[EXERCISE AIM] Single out the lines that include the word "color". Copy them.
· · · · ·
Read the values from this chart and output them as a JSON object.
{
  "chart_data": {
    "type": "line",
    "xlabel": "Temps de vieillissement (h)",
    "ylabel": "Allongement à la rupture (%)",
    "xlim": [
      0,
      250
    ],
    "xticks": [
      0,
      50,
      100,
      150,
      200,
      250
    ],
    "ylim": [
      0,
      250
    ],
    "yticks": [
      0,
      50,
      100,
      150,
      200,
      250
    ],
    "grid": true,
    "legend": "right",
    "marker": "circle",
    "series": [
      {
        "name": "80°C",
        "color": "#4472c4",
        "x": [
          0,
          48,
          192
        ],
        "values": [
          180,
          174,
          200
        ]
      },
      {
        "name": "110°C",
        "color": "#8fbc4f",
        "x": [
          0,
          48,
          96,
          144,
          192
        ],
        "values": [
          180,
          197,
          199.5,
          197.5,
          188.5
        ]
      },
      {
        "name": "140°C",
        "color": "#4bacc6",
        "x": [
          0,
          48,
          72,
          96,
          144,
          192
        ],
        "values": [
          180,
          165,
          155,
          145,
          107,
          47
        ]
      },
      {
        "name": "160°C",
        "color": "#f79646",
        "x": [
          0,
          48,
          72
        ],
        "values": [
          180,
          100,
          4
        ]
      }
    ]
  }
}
· · · · ·
[WRITTEN ANSWER]
        "color": "#4472c4",
        "color": "#8fbc4f",
        "color": "#4bacc6",
        "color": "#f79646",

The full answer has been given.